• _WHAT YOU SHOULD DO_
Print the entries that appear below, exactly as written and without their pictures.

═════ SOURCE MATERIAL

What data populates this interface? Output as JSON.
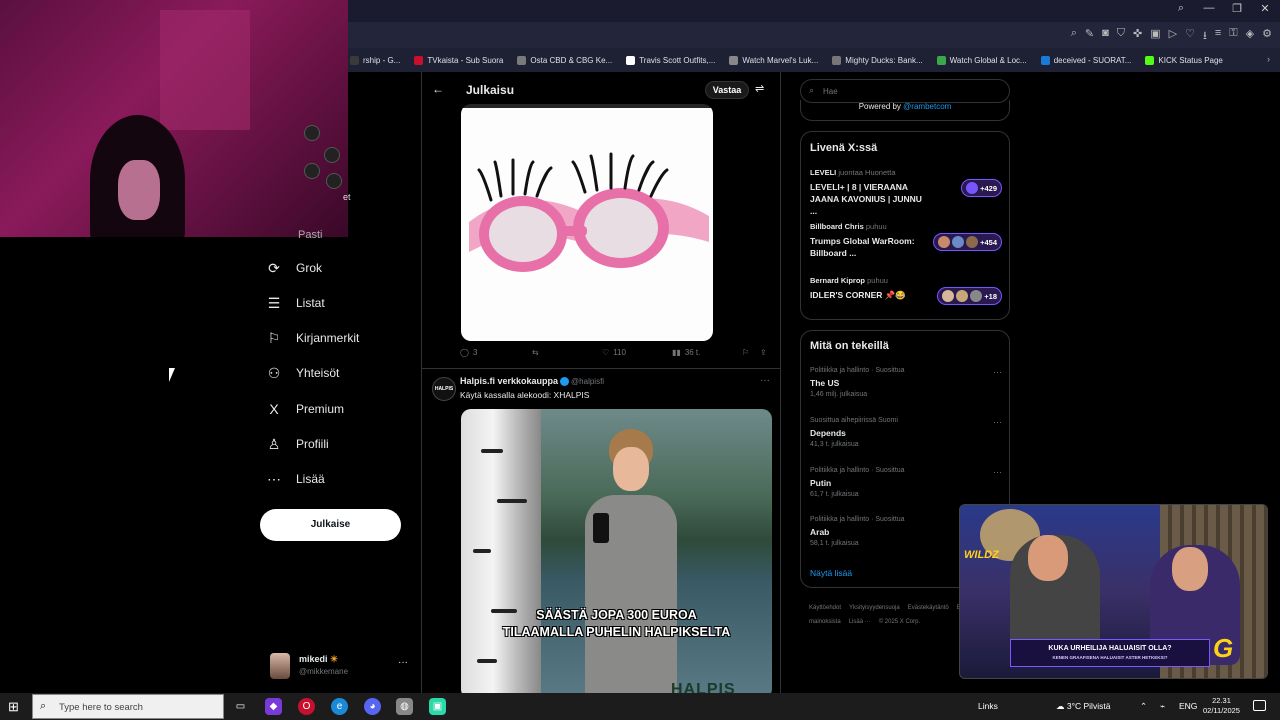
{
  "browser": {
    "bookmarks": [
      {
        "label": "rship - G...",
        "color": "#3a3a3a"
      },
      {
        "label": "TVkaista - Sub Suora",
        "color": "#c8102e"
      },
      {
        "label": "Osta CBD & CBG Ke...",
        "color": "#7a7a7a"
      },
      {
        "label": "Travis Scott Outfits,...",
        "color": "#ffffff"
      },
      {
        "label": "Watch Marvel's Luk...",
        "color": "#888888"
      },
      {
        "label": "Mighty Ducks: Bank...",
        "color": "#777777"
      },
      {
        "label": "Watch Global & Loc...",
        "color": "#3aa84a"
      },
      {
        "label": "deceived - SUORAT...",
        "color": "#1a7ad8"
      },
      {
        "label": "KICK Status Page",
        "color": "#53fc18"
      }
    ]
  },
  "webcam": {
    "partial_label": "et"
  },
  "nav": {
    "partial_item": "Pasti",
    "items": [
      {
        "label": "Grok",
        "icon": "grok-icon",
        "glyph": "⟳"
      },
      {
        "label": "Listat",
        "icon": "list-icon",
        "glyph": "☰"
      },
      {
        "label": "Kirjanmerkit",
        "icon": "bookmark-icon",
        "glyph": "⚐"
      },
      {
        "label": "Yhteisöt",
        "icon": "communities-icon",
        "glyph": "⚇"
      },
      {
        "label": "Premium",
        "icon": "x-logo-icon",
        "glyph": "X"
      },
      {
        "label": "Profiili",
        "icon": "profile-icon",
        "glyph": "♙"
      },
      {
        "label": "Lisää",
        "icon": "more-circle-icon",
        "glyph": "⋯"
      }
    ],
    "post_button": "Julkaise",
    "account": {
      "name": "mikedi",
      "handle": "@mikkemane"
    }
  },
  "main": {
    "title": "Julkaisu",
    "reply_button": "Vastaa",
    "actions": {
      "replies": "3",
      "likes": "110",
      "views": "36 t."
    },
    "post2": {
      "name": "Halpis.fi verkkokauppa",
      "handle": "@halpisfi",
      "avatar_text": "HALPIS",
      "text": "Käytä kassalla alekoodi: XHALPIS",
      "caption_line1": "SÄÄSTÄ JOPA 300 EUROA",
      "caption_line2": "TILAAMALLA PUHELIN HALPIKSELTA",
      "watermark": "HALPIS"
    }
  },
  "right": {
    "search_placeholder": "Hae",
    "powered_by": "Powered by",
    "powered_by_link": "@rambetcom",
    "live": {
      "title": "Livenä X:ssä",
      "items": [
        {
          "host": "LEVELI",
          "status": "juontaa Huonetta",
          "title": "LEVELI+ | 8 | VIERAANA JAANA KAVONIUS | JUNNU ...",
          "count": "+429"
        },
        {
          "host": "Billboard Chris",
          "status": "puhuu",
          "title": "Trumps Global WarRoom: Billboard ...",
          "count": "+454"
        },
        {
          "host": "Bernard Kiprop",
          "status": "puhuu",
          "title": "IDLER'S CORNER 📌😂",
          "count": "+18"
        }
      ]
    },
    "trends": {
      "title": "Mitä on tekeillä",
      "items": [
        {
          "context": "Politiikka ja hallinto · Suosittua",
          "name": "The US",
          "count": "1,46 milj. julkaisua"
        },
        {
          "context": "Suosittua aihepiirissä Suomi",
          "name": "Depends",
          "count": "41,3 t. julkaisua"
        },
        {
          "context": "Politiikka ja hallinto · Suosittua",
          "name": "Putin",
          "count": "61,7 t. julkaisua"
        },
        {
          "context": "Politiikka ja hallinto · Suosittua",
          "name": "Arab",
          "count": "58,1 t. julkaisua"
        }
      ],
      "show_more": "Näytä lisää"
    },
    "footer": [
      "Käyttöehdot",
      "Yksityisyydensuoja",
      "Evästekäytäntö",
      "Esteettömyys",
      "Tietoa mainoksista",
      "Lisää ···",
      "© 2025 X Corp."
    ]
  },
  "stream": {
    "banner": "KUKA URHEILIJA HALUAISIT OLLA?",
    "banner_sub": "KENEN GRAAFISENA HALUAISIT ASTER HETKEKSI?",
    "brand": "WILDZ",
    "logo": "G"
  },
  "taskbar": {
    "search_placeholder": "Type here to search",
    "links": "Links",
    "weather": "3°C Pilvistä",
    "lang": "ENG",
    "time": "22.31",
    "date": "02/11/2025"
  }
}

══════════

• _SOLUTION_
What data populates this interface? Output as JSON.
{
  "browser": {
    "bookmarks": [
      {
        "label": "rship - G...",
        "color": "#3a3a3a"
      },
      {
        "label": "TVkaista - Sub Suora",
        "color": "#c8102e"
      },
      {
        "label": "Osta CBD & CBG Ke...",
        "color": "#7a7a7a"
      },
      {
        "label": "Travis Scott Outfits,...",
        "color": "#ffffff"
      },
      {
        "label": "Watch Marvel's Luk...",
        "color": "#888888"
      },
      {
        "label": "Mighty Ducks: Bank...",
        "color": "#777777"
      },
      {
        "label": "Watch Global & Loc...",
        "color": "#3aa84a"
      },
      {
        "label": "deceived - SUORAT...",
        "color": "#1a7ad8"
      },
      {
        "label": "KICK Status Page",
        "color": "#53fc18"
      }
    ]
  },
  "webcam": {
    "partial_label": "et"
  },
  "nav": {
    "partial_item": "Pasti",
    "items": [
      {
        "label": "Grok",
        "icon": "grok-icon",
        "glyph": "⟳"
      },
      {
        "label": "Listat",
        "icon": "list-icon",
        "glyph": "☰"
      },
      {
        "label": "Kirjanmerkit",
        "icon": "bookmark-icon",
        "glyph": "⚐"
      },
      {
        "label": "Yhteisöt",
        "icon": "communities-icon",
        "glyph": "⚇"
      },
      {
        "label": "Premium",
        "icon": "x-logo-icon",
        "glyph": "X"
      },
      {
        "label": "Profiili",
        "icon": "profile-icon",
        "glyph": "♙"
      },
      {
        "label": "Lisää",
        "icon": "more-circle-icon",
        "glyph": "⋯"
      }
    ],
    "post_button": "Julkaise",
    "account": {
      "name": "mikedi",
      "handle": "@mikkemane"
    }
  },
  "main": {
    "title": "Julkaisu",
    "reply_button": "Vastaa",
    "actions": {
      "replies": "3",
      "likes": "110",
      "views": "36 t."
    },
    "post2": {
      "name": "Halpis.fi verkkokauppa",
      "handle": "@halpisfi",
      "avatar_text": "HALPIS",
      "text": "Käytä kassalla alekoodi: XHALPIS",
      "caption_line1": "SÄÄSTÄ JOPA 300 EUROA",
      "caption_line2": "TILAAMALLA PUHELIN HALPIKSELTA",
      "watermark": "HALPIS"
    }
  },
  "right": {
    "search_placeholder": "Hae",
    "powered_by": "Powered by",
    "powered_by_link": "@rambetcom",
    "live": {
      "title": "Livenä X:ssä",
      "items": [
        {
          "host": "LEVELI",
          "status": "juontaa Huonetta",
          "title": "LEVELI+ | 8 | VIERAANA JAANA KAVONIUS | JUNNU ...",
          "count": "+429"
        },
        {
          "host": "Billboard Chris",
          "status": "puhuu",
          "title": "Trumps Global WarRoom: Billboard ...",
          "count": "+454"
        },
        {
          "host": "Bernard Kiprop",
          "status": "puhuu",
          "title": "IDLER'S CORNER 📌😂",
          "count": "+18"
        }
      ]
    },
    "trends": {
      "title": "Mitä on tekeillä",
      "items": [
        {
          "context": "Politiikka ja hallinto · Suosittua",
          "name": "The US",
          "count": "1,46 milj. julkaisua"
        },
        {
          "context": "Suosittua aihepiirissä Suomi",
          "name": "Depends",
          "count": "41,3 t. julkaisua"
        },
        {
          "context": "Politiikka ja hallinto · Suosittua",
          "name": "Putin",
          "count": "61,7 t. julkaisua"
        },
        {
          "context": "Politiikka ja hallinto · Suosittua",
          "name": "Arab",
          "count": "58,1 t. julkaisua"
        }
      ],
      "show_more": "Näytä lisää"
    },
    "footer": [
      "Käyttöehdot",
      "Yksityisyydensuoja",
      "Evästekäytäntö",
      "Esteettömyys",
      "Tietoa mainoksista",
      "Lisää ···",
      "© 2025 X Corp."
    ]
  },
  "stream": {
    "banner": "KUKA URHEILIJA HALUAISIT OLLA?",
    "banner_sub": "KENEN GRAAFISENA HALUAISIT ASTER HETKEKSI?",
    "brand": "WILDZ",
    "logo": "G"
  },
  "taskbar": {
    "search_placeholder": "Type here to search",
    "links": "Links",
    "weather": "3°C Pilvistä",
    "lang": "ENG",
    "time": "22.31",
    "date": "02/11/2025"
  }
}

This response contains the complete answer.